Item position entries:
-------

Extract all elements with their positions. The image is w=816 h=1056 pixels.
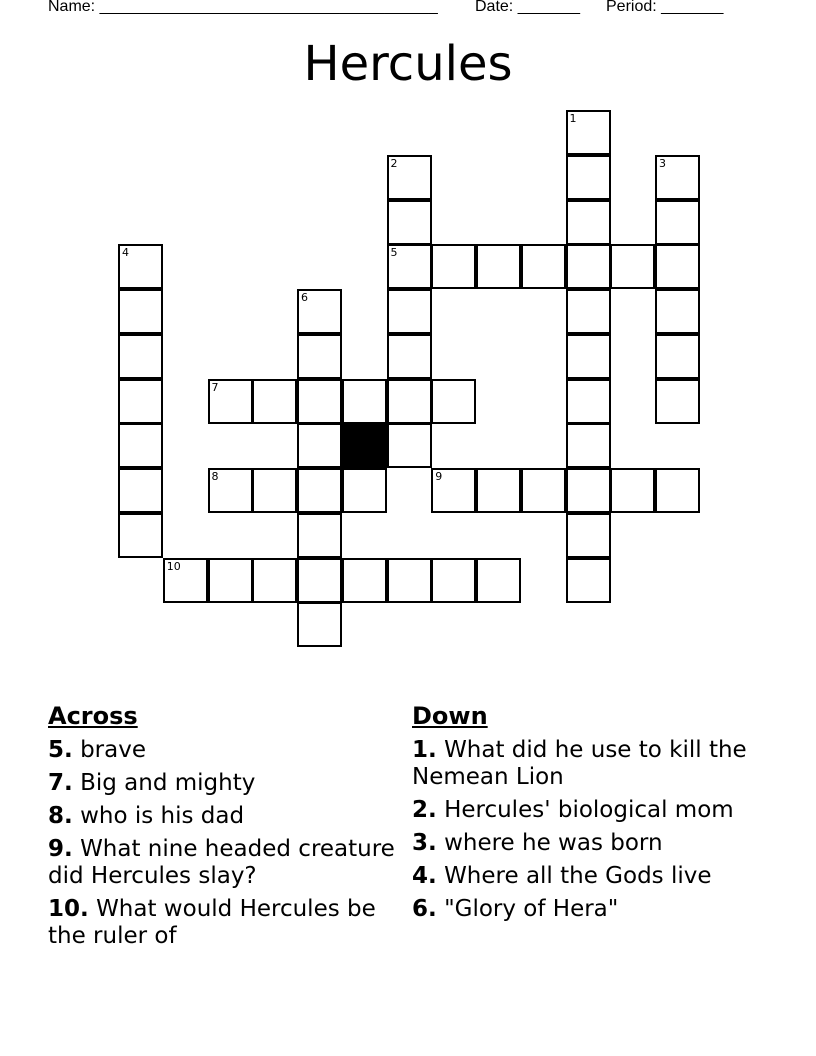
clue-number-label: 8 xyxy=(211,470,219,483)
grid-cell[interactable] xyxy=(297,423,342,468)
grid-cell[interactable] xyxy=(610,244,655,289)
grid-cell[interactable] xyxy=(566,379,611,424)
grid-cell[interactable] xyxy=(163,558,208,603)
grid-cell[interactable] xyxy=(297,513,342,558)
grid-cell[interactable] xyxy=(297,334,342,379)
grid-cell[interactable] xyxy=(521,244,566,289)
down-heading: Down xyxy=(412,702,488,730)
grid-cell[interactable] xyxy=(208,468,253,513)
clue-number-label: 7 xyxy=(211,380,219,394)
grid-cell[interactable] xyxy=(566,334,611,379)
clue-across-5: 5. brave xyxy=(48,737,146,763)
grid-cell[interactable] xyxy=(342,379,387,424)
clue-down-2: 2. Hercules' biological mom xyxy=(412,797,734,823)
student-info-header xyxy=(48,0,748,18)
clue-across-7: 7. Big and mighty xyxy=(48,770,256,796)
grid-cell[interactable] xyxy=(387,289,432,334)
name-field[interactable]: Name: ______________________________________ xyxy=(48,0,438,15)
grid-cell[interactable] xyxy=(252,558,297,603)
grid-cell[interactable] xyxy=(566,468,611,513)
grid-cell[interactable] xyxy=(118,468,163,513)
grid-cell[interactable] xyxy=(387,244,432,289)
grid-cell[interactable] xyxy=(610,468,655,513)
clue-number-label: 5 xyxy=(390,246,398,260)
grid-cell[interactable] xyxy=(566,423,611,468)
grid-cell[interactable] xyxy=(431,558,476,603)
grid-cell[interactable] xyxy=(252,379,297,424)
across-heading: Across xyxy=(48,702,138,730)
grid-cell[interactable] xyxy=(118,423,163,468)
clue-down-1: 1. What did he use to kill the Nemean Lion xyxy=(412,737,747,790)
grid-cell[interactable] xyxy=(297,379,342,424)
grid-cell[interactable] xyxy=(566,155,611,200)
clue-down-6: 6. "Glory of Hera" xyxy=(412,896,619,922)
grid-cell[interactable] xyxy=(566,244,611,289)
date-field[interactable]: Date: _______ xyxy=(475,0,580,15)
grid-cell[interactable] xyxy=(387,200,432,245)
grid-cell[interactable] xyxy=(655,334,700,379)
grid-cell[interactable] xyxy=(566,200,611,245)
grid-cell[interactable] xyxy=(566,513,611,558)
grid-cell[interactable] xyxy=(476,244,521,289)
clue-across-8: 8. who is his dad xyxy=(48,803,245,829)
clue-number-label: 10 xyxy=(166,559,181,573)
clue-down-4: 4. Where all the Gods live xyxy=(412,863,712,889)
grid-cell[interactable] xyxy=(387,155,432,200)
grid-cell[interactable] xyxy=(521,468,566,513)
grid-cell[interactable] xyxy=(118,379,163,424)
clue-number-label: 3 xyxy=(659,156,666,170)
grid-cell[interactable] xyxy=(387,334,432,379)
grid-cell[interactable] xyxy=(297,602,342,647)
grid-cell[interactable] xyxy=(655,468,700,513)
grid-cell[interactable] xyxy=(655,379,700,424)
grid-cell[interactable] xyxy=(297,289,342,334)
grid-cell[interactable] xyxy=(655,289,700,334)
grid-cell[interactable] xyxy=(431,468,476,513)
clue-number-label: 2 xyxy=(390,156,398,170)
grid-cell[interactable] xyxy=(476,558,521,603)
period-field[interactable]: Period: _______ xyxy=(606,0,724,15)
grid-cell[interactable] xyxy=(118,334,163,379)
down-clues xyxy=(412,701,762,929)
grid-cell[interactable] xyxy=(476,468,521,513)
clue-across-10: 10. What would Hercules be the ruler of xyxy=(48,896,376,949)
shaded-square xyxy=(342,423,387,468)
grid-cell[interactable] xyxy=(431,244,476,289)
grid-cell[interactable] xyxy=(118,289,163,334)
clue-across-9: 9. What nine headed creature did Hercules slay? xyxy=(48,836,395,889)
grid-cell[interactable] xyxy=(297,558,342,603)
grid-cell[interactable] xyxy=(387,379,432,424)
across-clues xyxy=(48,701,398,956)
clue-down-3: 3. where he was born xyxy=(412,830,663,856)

-------

Render every row of the item position entries above as a Markdown table with the columns Row and Entry, numbering each row and leaving out blank lines. Omit the picture from the table.

> Answer:
| Row | Entry |
|---|---|
| 1 | Extract all elements with their positions. The image is w=816 h=1056 pixels. |
| 2 | clue-number-label: 8 xyxy=(211,470,219,483) |
| 3 | grid-cell[interactable] xyxy=(297,423,342,468) |
| 4 | grid-cell[interactable] xyxy=(610,244,655,289) |
| 5 | grid-cell[interactable] xyxy=(566,379,611,424) |
| 6 | grid-cell[interactable] xyxy=(163,558,208,603) |
| 7 | grid-cell[interactable] xyxy=(297,513,342,558) |
| 8 | grid-cell[interactable] xyxy=(297,334,342,379) |
| 9 | grid-cell[interactable] xyxy=(521,244,566,289) |
| 10 | down-heading: Down xyxy=(412,702,488,730) |
| 11 | grid-cell[interactable] xyxy=(208,468,253,513) |
| 12 | clue-number-label: 7 xyxy=(211,380,219,394) |
| 13 | grid-cell[interactable] xyxy=(566,334,611,379) |
| 14 | clue-across-5: 5. brave xyxy=(48,737,146,763) |
| 15 | grid-cell[interactable] xyxy=(342,379,387,424) |
| 16 | clue-down-2: 2. Hercules' biological mom xyxy=(412,797,734,823) |
| 17 | student-info-header xyxy=(48,0,748,18) |
| 18 | clue-across-7: 7. Big and mighty xyxy=(48,770,256,796) |
| 19 | grid-cell[interactable] xyxy=(387,289,432,334) |
| 20 | name-field[interactable]: Name: ______________________________________ xyxy=(48,0,438,15) |
| 21 | grid-cell[interactable] xyxy=(252,558,297,603) |
| 22 | grid-cell[interactable] xyxy=(566,468,611,513) |
| 23 | grid-cell[interactable] xyxy=(118,468,163,513) |
| 24 | grid-cell[interactable] xyxy=(387,244,432,289) |
| 25 | grid-cell[interactable] xyxy=(610,468,655,513) |
| 26 | clue-number-label: 5 xyxy=(390,246,398,260) |
| 27 | grid-cell[interactable] xyxy=(566,423,611,468) |
| 28 | grid-cell[interactable] xyxy=(431,558,476,603) |
| 29 | grid-cell[interactable] xyxy=(252,379,297,424) |
| 30 | across-heading: Across xyxy=(48,702,138,730) |
| 31 | grid-cell[interactable] xyxy=(118,423,163,468) |
| 32 | clue-down-1: 1. What did he use to kill the Nemean Lion xyxy=(412,737,747,790) |
| 33 | grid-cell[interactable] xyxy=(297,379,342,424) |
| 34 | grid-cell[interactable] xyxy=(566,155,611,200) |
| 35 | clue-down-6: 6. "Glory of Hera" xyxy=(412,896,619,922) |
| 36 | grid-cell[interactable] xyxy=(566,244,611,289) |
| 37 | date-field[interactable]: Date: _______ xyxy=(475,0,580,15) |
| 38 | grid-cell[interactable] xyxy=(387,200,432,245) |
| 39 | grid-cell[interactable] xyxy=(655,334,700,379) |
| 40 | grid-cell[interactable] xyxy=(566,200,611,245) |
| 41 | grid-cell[interactable] xyxy=(566,513,611,558) |
| 42 | grid-cell[interactable] xyxy=(476,244,521,289) |
| 43 | clue-across-8: 8. who is his dad xyxy=(48,803,245,829) |
| 44 | clue-number-label: 10 xyxy=(166,559,181,573) |
| 45 | clue-down-4: 4. Where all the Gods live xyxy=(412,863,712,889) |
| 46 | grid-cell[interactable] xyxy=(387,155,432,200) |
| 47 | grid-cell[interactable] xyxy=(521,468,566,513) |
| 48 | grid-cell[interactable] xyxy=(118,379,163,424) |
| 49 | clue-number-label: 3 xyxy=(659,156,666,170) |
| 50 | grid-cell[interactable] xyxy=(387,334,432,379) |
| 51 | grid-cell[interactable] xyxy=(297,602,342,647) |
| 52 | grid-cell[interactable] xyxy=(655,468,700,513) |
| 53 | grid-cell[interactable] xyxy=(655,379,700,424) |
| 54 | grid-cell[interactable] xyxy=(297,289,342,334) |
| 55 | grid-cell[interactable] xyxy=(655,289,700,334) |
| 56 | grid-cell[interactable] xyxy=(431,468,476,513) |
| 57 | clue-number-label: 2 xyxy=(390,156,398,170) |
| 58 | grid-cell[interactable] xyxy=(476,558,521,603) |
| 59 | period-field[interactable]: Period: _______ xyxy=(606,0,724,15) |
| 60 | grid-cell[interactable] xyxy=(118,334,163,379) |
| 61 | down-clues xyxy=(412,701,762,929) |
| 62 | grid-cell[interactable] xyxy=(476,468,521,513) |
| 63 | clue-across-10: 10. What would Hercules be the ruler of xyxy=(48,896,376,949) |
| 64 | shaded-square xyxy=(342,423,387,468) |
| 65 | grid-cell[interactable] xyxy=(431,244,476,289) |
| 66 | grid-cell[interactable] xyxy=(118,289,163,334) |
| 67 | clue-across-9: 9. What nine headed creature did Hercules slay? xyxy=(48,836,395,889) |
| 68 | grid-cell[interactable] xyxy=(297,558,342,603) |
| 69 | grid-cell[interactable] xyxy=(387,379,432,424) |
| 70 | across-clues xyxy=(48,701,398,956) |
| 71 | clue-down-3: 3. where he was born xyxy=(412,830,663,856) |